**Problem details**
Your copy of the material below should match it exactly, except that it holds no pictures.

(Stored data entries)
⟨

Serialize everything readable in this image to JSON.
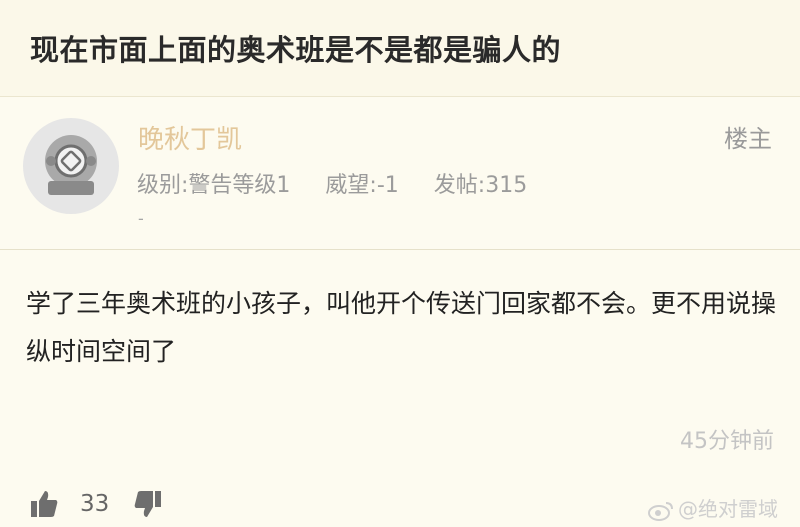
{
  "thread": {
    "title": "现在市面上面的奥术班是不是都是骗人的"
  },
  "post": {
    "author": {
      "name": "晚秋丁凯",
      "level": "级别:警告等级1",
      "prestige": "威望:-1",
      "posts": "发帖:315",
      "extra": "-"
    },
    "floor_label": "楼主",
    "content": "学了三年奥术班的小孩子，叫他开个传送门回家都不会。更不用说操纵时间空间了",
    "timestamp": "45分钟前"
  },
  "actions": {
    "like_count": "33"
  },
  "watermark": {
    "text": "@绝对雷域"
  },
  "colors": {
    "page_bg": "#fdfbf0",
    "username": "#e3c79a",
    "meta_gray": "#9b9b9b"
  }
}
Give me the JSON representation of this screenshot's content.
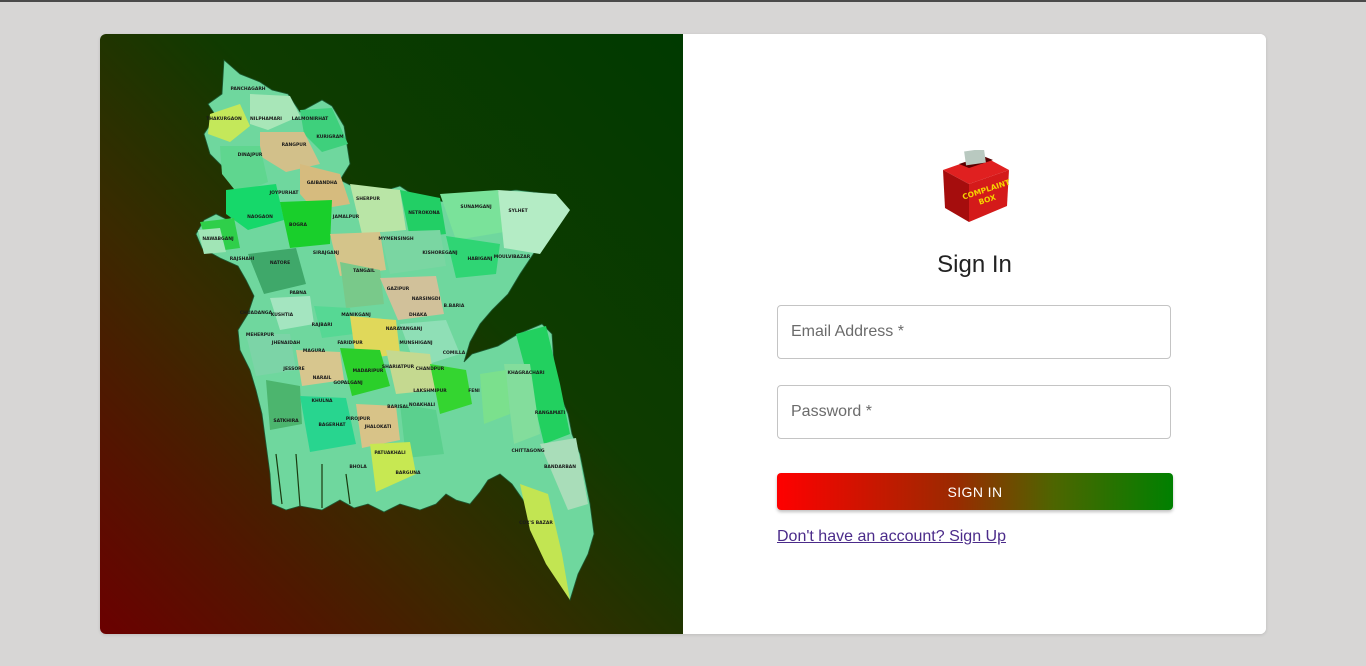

⟩

**Output for this task**
Serialize everything readable in this image to JSON.
{
  "thread": {
    "title": "现在市面上面的奥术班是不是都是骗人的"
  },
  "post": {
    "author": {
      "name": "晚秋丁凯",
      "level": "级别:警告等级1",
      "prestige": "威望:-1",
      "posts": "发帖:315",
      "extra": "-"
    },
    "floor_label": "楼主",
    "content": "学了三年奥术班的小孩子，叫他开个传送门回家都不会。更不用说操纵时间空间了",
    "timestamp": "45分钟前"
  },
  "actions": {
    "like_count": "33"
  },
  "watermark": {
    "text": "@绝对雷域"
  },
  "colors": {
    "page_bg": "#fdfbf0",
    "username": "#e3c79a",
    "meta_gray": "#9b9b9b"
  }
}
Give me the JSON representation of this screenshot's content.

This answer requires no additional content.